━━ Exercise data ━━

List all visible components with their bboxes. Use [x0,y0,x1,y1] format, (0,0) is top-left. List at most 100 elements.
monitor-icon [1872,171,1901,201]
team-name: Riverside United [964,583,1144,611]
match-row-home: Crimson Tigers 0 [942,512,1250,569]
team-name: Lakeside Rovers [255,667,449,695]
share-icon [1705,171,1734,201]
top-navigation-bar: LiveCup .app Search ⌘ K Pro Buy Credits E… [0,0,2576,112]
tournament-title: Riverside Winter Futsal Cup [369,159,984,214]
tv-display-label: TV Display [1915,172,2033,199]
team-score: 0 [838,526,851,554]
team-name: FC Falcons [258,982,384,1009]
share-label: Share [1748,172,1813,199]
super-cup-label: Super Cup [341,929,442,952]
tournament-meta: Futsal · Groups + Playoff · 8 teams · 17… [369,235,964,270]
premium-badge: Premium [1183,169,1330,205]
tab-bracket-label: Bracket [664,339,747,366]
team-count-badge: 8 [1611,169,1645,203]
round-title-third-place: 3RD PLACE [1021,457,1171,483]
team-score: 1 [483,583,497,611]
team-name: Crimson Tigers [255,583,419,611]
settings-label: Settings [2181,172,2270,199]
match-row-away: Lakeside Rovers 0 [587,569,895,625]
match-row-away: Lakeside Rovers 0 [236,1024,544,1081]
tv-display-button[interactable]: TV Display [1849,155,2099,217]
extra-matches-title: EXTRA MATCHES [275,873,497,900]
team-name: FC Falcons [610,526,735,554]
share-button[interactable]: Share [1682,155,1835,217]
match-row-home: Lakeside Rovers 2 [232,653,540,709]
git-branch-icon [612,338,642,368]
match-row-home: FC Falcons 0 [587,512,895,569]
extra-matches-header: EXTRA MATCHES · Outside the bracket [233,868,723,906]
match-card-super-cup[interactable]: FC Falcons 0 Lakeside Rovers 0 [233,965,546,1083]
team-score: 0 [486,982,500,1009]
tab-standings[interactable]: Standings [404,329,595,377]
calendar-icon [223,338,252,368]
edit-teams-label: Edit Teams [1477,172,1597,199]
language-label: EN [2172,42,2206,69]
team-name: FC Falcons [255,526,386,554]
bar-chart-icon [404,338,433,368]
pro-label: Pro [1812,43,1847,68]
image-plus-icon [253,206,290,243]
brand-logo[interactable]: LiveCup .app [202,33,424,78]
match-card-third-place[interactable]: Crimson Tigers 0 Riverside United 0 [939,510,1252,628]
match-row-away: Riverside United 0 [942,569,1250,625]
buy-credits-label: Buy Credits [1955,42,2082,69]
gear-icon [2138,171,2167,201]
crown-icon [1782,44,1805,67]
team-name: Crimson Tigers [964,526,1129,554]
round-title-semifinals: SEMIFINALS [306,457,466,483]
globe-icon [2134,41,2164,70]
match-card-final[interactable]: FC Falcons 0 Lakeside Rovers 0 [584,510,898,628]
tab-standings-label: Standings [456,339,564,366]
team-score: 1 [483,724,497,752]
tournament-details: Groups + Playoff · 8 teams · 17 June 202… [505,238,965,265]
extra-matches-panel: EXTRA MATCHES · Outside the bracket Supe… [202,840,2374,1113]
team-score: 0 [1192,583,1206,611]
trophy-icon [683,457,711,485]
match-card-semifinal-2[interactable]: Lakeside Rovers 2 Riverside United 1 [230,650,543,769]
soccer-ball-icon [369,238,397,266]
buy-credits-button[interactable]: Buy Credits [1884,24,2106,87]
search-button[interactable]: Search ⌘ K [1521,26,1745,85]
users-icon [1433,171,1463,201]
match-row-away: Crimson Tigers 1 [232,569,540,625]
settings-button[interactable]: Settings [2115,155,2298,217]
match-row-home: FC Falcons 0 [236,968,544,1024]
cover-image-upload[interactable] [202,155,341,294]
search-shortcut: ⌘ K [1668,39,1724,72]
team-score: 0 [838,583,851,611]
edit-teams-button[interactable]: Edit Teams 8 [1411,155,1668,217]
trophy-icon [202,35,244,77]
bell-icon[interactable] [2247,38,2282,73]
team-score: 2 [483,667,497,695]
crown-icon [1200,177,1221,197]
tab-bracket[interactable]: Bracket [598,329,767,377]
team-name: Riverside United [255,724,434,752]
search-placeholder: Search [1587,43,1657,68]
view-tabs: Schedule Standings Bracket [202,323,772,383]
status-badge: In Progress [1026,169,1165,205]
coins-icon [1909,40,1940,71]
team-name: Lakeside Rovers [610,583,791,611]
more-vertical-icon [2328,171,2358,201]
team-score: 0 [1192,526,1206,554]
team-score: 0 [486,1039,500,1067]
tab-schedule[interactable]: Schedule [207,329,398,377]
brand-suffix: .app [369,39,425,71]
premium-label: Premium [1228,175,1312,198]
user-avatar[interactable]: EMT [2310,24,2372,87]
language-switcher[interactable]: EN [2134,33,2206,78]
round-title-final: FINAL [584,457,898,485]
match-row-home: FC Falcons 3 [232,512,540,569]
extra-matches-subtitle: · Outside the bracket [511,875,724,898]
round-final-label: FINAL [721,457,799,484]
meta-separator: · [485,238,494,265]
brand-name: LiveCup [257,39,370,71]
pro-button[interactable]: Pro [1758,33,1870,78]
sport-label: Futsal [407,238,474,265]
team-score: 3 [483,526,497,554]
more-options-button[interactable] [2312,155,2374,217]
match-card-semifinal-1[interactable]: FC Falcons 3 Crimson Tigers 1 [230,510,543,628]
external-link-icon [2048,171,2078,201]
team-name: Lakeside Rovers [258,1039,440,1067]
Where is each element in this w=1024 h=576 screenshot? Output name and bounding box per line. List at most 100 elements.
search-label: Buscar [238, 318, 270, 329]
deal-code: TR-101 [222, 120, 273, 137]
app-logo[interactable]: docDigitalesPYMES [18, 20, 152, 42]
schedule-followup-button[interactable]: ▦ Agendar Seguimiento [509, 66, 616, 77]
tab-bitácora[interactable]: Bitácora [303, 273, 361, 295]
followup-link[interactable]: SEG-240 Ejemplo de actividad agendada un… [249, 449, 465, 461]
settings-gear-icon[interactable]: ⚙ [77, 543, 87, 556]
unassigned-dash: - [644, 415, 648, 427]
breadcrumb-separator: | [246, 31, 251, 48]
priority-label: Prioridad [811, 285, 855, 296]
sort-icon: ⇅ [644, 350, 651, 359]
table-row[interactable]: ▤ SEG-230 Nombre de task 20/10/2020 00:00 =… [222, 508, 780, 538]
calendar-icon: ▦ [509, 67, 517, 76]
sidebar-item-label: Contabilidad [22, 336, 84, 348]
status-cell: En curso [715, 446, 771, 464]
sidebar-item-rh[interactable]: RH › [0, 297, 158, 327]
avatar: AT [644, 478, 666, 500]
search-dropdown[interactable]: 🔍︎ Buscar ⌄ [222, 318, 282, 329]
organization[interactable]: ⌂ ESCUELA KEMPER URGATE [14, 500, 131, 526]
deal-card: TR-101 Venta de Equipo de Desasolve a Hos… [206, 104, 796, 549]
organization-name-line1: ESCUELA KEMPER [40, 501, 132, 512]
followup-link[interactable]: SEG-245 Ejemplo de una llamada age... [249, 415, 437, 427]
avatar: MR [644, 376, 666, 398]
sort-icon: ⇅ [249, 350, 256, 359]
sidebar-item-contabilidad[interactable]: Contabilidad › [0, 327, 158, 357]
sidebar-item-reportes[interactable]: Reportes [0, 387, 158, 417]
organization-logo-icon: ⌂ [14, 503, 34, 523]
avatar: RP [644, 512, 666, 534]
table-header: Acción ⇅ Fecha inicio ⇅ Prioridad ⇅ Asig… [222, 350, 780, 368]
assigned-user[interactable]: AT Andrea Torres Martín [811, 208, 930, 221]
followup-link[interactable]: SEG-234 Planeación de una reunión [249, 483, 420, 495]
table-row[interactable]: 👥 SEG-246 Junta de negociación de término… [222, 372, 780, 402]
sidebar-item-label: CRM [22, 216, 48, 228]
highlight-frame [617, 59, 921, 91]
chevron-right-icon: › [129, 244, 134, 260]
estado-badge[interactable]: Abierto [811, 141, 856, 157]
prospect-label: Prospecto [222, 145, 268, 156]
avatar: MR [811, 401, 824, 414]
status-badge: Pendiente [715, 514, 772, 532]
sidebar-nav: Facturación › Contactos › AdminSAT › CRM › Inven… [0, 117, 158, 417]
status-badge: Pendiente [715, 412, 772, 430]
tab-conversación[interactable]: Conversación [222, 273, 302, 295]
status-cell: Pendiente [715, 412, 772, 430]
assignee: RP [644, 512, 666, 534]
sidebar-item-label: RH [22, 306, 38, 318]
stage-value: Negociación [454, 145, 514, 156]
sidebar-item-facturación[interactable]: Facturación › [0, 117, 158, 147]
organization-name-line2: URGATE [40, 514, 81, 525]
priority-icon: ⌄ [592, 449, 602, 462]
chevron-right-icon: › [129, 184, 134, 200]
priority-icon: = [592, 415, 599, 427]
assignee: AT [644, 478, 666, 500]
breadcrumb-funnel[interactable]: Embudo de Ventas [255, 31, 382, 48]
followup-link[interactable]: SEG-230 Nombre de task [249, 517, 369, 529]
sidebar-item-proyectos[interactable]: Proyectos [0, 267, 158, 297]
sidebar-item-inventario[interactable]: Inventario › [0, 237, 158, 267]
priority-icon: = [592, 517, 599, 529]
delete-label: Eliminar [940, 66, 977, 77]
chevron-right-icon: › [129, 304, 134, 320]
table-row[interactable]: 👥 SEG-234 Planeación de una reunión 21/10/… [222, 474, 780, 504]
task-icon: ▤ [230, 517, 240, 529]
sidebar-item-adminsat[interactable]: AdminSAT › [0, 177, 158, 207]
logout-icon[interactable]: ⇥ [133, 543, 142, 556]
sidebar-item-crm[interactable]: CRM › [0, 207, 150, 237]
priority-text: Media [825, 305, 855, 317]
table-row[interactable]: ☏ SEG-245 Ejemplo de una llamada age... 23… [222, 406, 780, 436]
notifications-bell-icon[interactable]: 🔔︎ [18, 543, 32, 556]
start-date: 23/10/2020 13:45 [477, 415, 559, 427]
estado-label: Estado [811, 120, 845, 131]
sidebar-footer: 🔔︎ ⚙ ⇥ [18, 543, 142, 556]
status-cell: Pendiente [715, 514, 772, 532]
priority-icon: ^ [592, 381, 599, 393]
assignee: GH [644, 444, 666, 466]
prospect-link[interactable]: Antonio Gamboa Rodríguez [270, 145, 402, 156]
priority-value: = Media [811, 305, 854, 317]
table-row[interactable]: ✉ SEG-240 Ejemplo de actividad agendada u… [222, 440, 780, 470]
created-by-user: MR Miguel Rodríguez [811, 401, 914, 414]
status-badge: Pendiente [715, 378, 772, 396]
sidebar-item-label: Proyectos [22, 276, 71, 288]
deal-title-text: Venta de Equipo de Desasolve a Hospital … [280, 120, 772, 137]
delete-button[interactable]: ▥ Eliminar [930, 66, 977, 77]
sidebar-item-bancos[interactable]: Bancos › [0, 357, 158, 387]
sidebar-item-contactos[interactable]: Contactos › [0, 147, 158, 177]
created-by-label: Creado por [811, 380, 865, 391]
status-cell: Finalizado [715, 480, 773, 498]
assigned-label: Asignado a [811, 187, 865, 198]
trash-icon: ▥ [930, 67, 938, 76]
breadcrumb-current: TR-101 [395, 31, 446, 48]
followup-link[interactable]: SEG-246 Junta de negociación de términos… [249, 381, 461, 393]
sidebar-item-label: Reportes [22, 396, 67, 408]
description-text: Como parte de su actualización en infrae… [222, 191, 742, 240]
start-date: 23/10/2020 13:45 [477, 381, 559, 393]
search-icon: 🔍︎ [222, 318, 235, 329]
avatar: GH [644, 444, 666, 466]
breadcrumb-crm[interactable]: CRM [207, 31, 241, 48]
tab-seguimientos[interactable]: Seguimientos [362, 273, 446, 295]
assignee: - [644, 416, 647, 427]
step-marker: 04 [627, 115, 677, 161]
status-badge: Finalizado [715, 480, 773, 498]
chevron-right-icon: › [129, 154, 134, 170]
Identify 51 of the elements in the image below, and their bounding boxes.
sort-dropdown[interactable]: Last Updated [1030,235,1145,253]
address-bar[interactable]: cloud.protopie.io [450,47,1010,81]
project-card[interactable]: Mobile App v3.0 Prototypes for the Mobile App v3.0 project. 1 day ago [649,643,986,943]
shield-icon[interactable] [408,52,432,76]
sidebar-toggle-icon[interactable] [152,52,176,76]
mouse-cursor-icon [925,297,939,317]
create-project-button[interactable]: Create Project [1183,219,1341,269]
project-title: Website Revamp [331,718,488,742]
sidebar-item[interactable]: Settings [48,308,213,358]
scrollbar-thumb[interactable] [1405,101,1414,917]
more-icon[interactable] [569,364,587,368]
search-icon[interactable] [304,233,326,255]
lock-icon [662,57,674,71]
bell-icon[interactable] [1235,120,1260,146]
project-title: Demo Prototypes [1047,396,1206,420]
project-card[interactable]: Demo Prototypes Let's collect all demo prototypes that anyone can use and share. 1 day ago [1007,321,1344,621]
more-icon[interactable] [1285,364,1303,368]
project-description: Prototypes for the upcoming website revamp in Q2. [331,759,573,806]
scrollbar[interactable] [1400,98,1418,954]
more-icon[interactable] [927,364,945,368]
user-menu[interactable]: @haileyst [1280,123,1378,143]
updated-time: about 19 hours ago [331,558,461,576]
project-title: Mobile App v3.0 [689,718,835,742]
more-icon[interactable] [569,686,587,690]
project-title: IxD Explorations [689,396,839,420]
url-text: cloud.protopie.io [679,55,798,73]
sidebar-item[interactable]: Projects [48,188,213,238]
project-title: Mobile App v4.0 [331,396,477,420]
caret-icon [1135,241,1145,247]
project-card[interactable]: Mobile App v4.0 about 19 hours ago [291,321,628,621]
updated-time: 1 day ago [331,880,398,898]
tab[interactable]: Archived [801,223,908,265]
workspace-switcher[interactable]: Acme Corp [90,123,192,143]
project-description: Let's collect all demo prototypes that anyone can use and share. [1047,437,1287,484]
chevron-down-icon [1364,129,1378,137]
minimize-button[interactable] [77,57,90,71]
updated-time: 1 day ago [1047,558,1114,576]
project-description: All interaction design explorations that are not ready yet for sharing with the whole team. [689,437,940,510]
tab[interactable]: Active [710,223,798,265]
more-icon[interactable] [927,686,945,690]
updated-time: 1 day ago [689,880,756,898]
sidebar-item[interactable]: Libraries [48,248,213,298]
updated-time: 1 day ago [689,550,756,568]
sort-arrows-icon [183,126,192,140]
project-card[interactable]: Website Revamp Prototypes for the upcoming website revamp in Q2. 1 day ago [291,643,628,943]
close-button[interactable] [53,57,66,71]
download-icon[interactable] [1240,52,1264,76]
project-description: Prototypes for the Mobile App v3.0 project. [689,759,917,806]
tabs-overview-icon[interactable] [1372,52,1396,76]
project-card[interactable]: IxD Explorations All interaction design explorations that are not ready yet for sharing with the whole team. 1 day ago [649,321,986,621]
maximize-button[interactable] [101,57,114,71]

━━━

Reproduce verbatim the rows from the beginning of the rows through the line containing "share-icon [1705,171,1734,201]", including that line.

List all visible components with their bboxes. Use [x0,y0,x1,y1] format, (0,0) is top-left. List at most 100 elements.
monitor-icon [1872,171,1901,201]
team-name: Riverside United [964,583,1144,611]
match-row-home: Crimson Tigers 0 [942,512,1250,569]
team-name: Lakeside Rovers [255,667,449,695]
share-icon [1705,171,1734,201]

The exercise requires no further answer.